INSTRUCTION: Write out the material again word for word, dropping any images it holds.

INPUT ROWS:
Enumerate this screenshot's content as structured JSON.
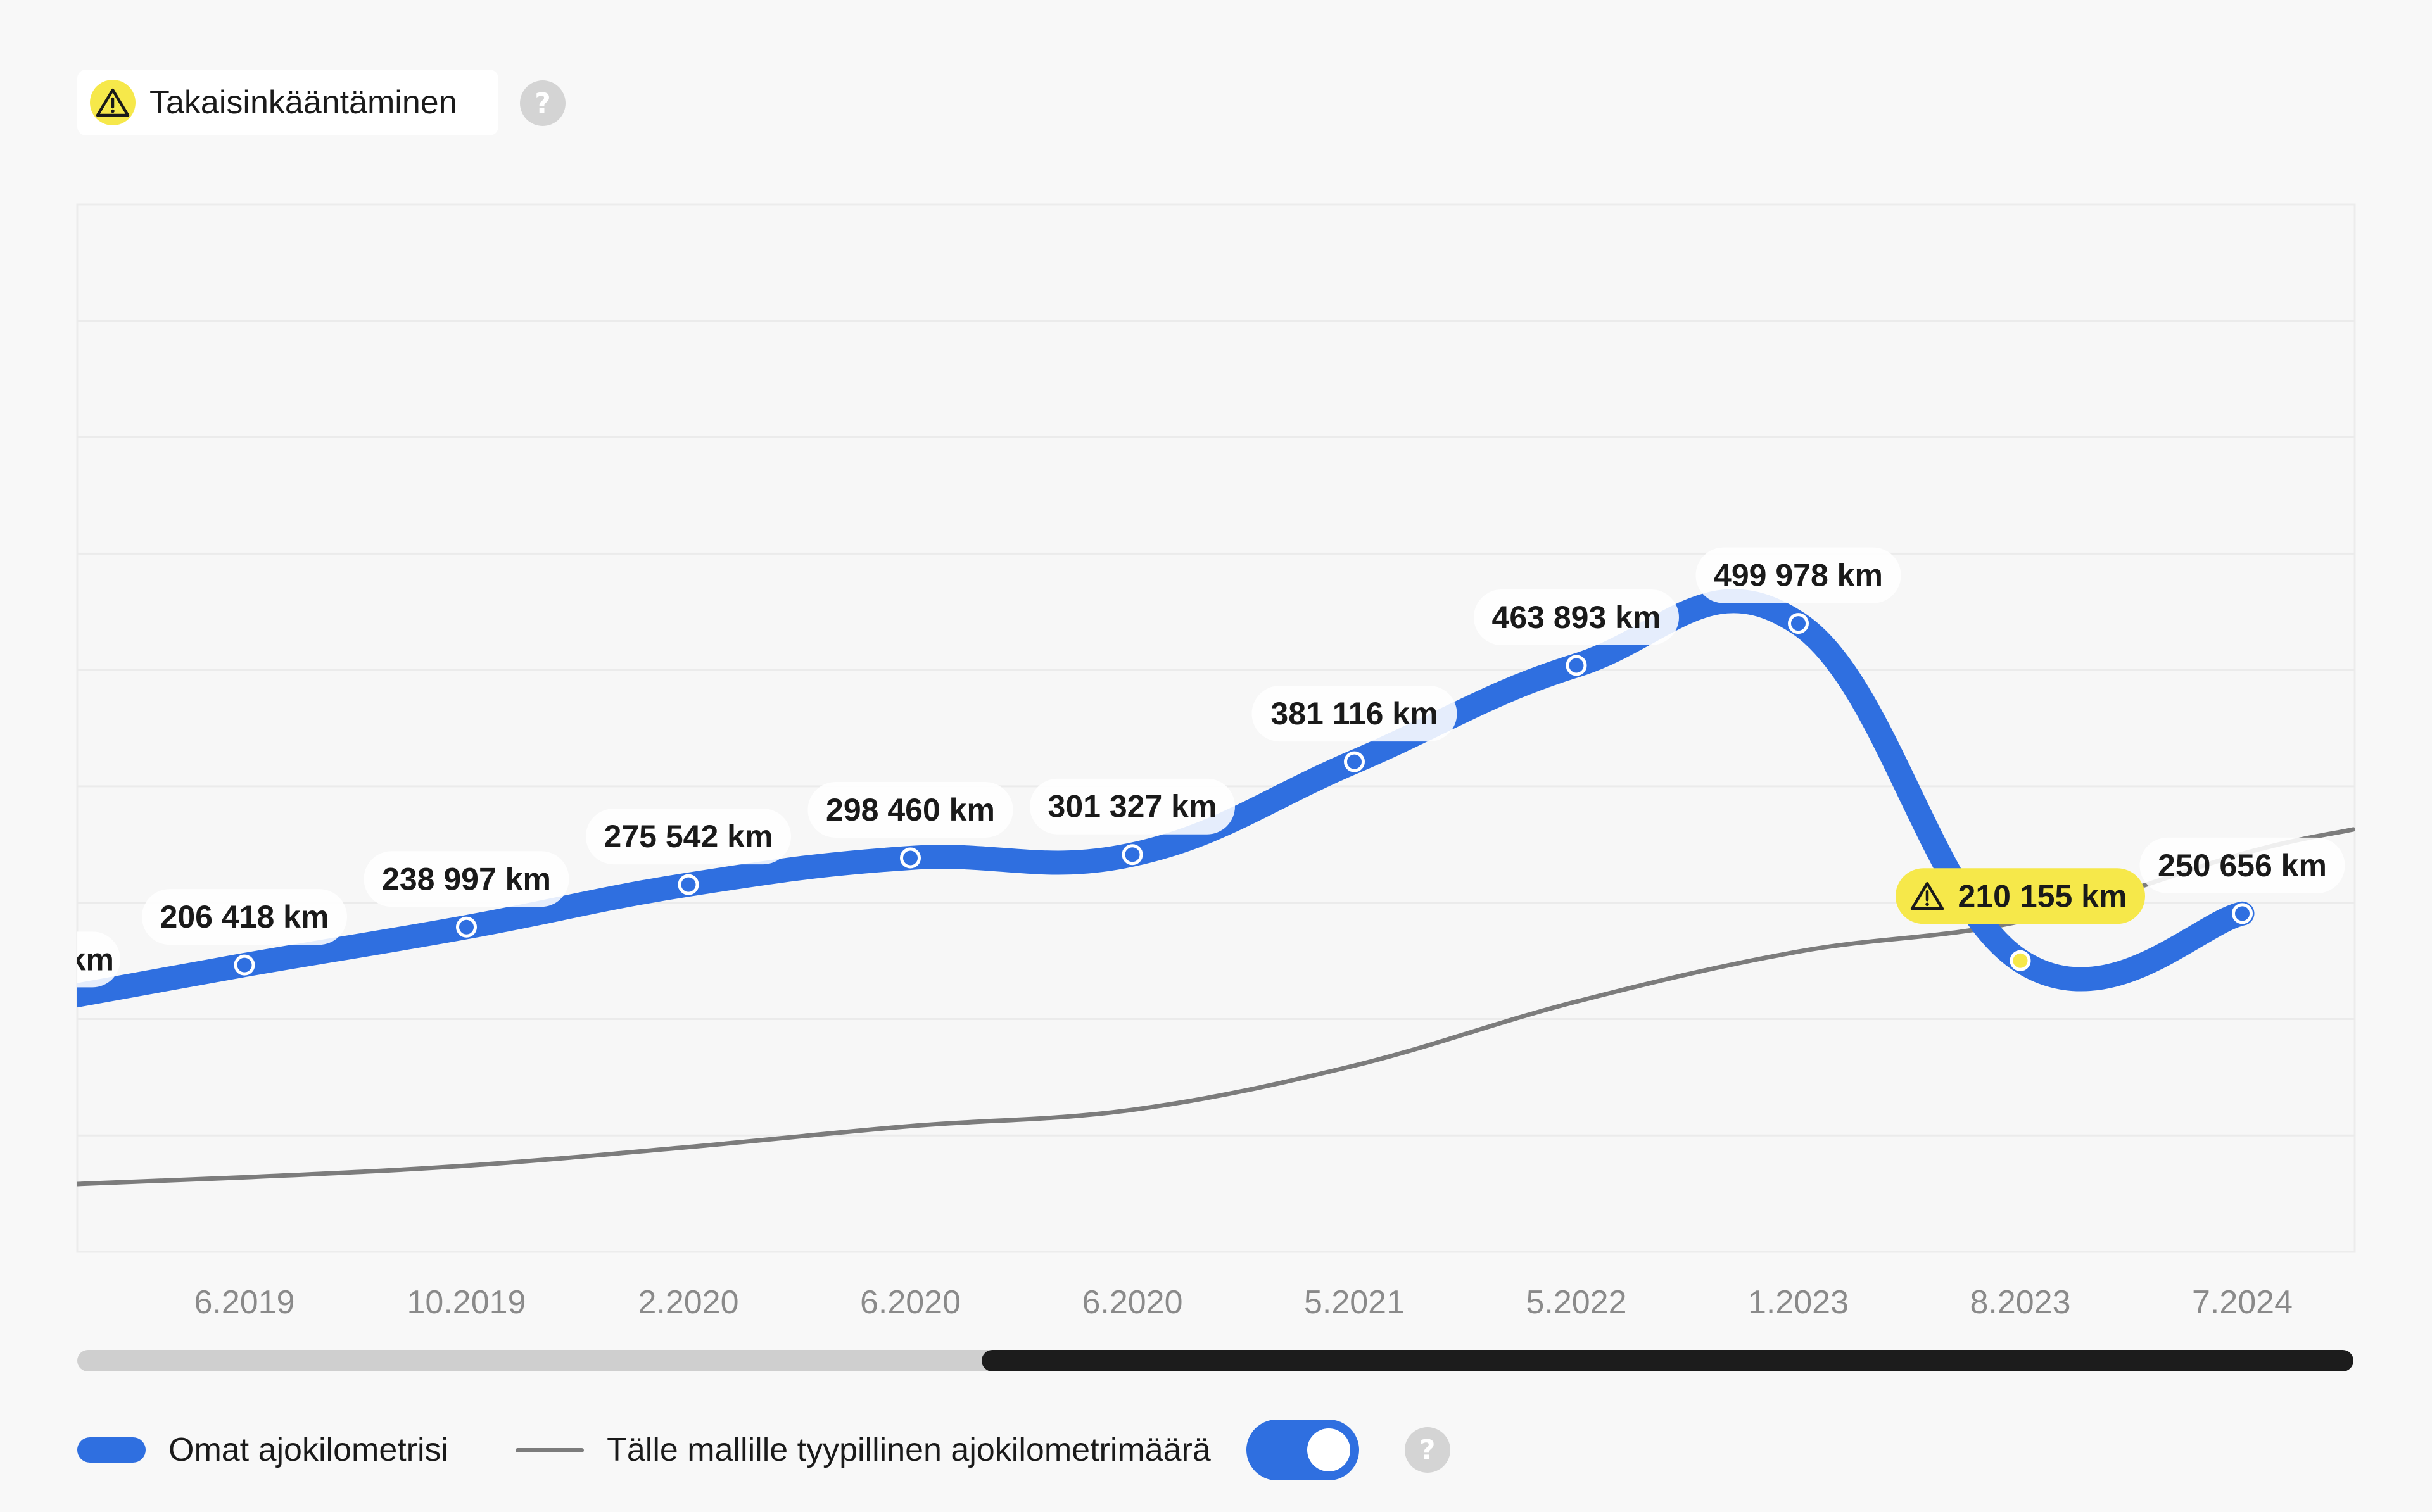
{
  "warning_badge": {
    "label": "Takaisinkääntäminen",
    "icon": "warning-icon",
    "help_icon": "question-icon"
  },
  "colors": {
    "own_series": "#2f6fe0",
    "typical_series": "#7c7c7c",
    "warning": "#f6e84a"
  },
  "chart_data": {
    "type": "line",
    "title": "",
    "xlabel": "",
    "ylabel": "",
    "grid": true,
    "categories": [
      "6.2019",
      "10.2019",
      "2.2020",
      "6.2020",
      "6.2020",
      "5.2021",
      "5.2022",
      "1.2023",
      "8.2023",
      "7.2024"
    ],
    "ylim": [
      -40000,
      860000
    ],
    "series": [
      {
        "name": "Omat ajokilometrisi",
        "first_point": {
          "value": 184000,
          "label": "km"
        },
        "values": [
          206418,
          238997,
          275542,
          298460,
          301327,
          381116,
          463893,
          499978,
          210155,
          250656
        ],
        "labels": [
          "206 418 km",
          "238 997 km",
          "275 542 km",
          "298 460 km",
          "301 327 km",
          "381 116 km",
          "463 893 km",
          "499 978 km",
          "210 155 km",
          "250 656 km"
        ],
        "warning_index": 8
      },
      {
        "name": "Tälle mallille tyypillinen ajokilometrimäärä",
        "x_start": 0.25,
        "values_start": 18000,
        "values": [
          24000,
          34000,
          50000,
          68000,
          82000,
          120000,
          175000,
          218000,
          244000,
          302000
        ],
        "x_end": 10.5,
        "values_end": 323000
      }
    ]
  },
  "scrollbar": {
    "visible_fraction": 0.6
  },
  "legend": {
    "own_label": "Omat ajokilometrisi",
    "typical_label": "Tälle mallille tyypillinen ajokilometrimäärä",
    "toggle_on": true,
    "help_icon": "question-icon"
  }
}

REPLY:
Enumerate this screenshot's content as structured JSON.
{
  "warning_badge": {
    "label": "Takaisinkääntäminen",
    "icon": "warning-icon",
    "help_icon": "question-icon"
  },
  "colors": {
    "own_series": "#2f6fe0",
    "typical_series": "#7c7c7c",
    "warning": "#f6e84a"
  },
  "chart_data": {
    "type": "line",
    "title": "",
    "xlabel": "",
    "ylabel": "",
    "grid": true,
    "categories": [
      "6.2019",
      "10.2019",
      "2.2020",
      "6.2020",
      "6.2020",
      "5.2021",
      "5.2022",
      "1.2023",
      "8.2023",
      "7.2024"
    ],
    "ylim": [
      -40000,
      860000
    ],
    "series": [
      {
        "name": "Omat ajokilometrisi",
        "first_point": {
          "value": 184000,
          "label": "km"
        },
        "values": [
          206418,
          238997,
          275542,
          298460,
          301327,
          381116,
          463893,
          499978,
          210155,
          250656
        ],
        "labels": [
          "206 418 km",
          "238 997 km",
          "275 542 km",
          "298 460 km",
          "301 327 km",
          "381 116 km",
          "463 893 km",
          "499 978 km",
          "210 155 km",
          "250 656 km"
        ],
        "warning_index": 8
      },
      {
        "name": "Tälle mallille tyypillinen ajokilometrimäärä",
        "x_start": 0.25,
        "values_start": 18000,
        "values": [
          24000,
          34000,
          50000,
          68000,
          82000,
          120000,
          175000,
          218000,
          244000,
          302000
        ],
        "x_end": 10.5,
        "values_end": 323000
      }
    ]
  },
  "scrollbar": {
    "visible_fraction": 0.6
  },
  "legend": {
    "own_label": "Omat ajokilometrisi",
    "typical_label": "Tälle mallille tyypillinen ajokilometrimäärä",
    "toggle_on": true,
    "help_icon": "question-icon"
  }
}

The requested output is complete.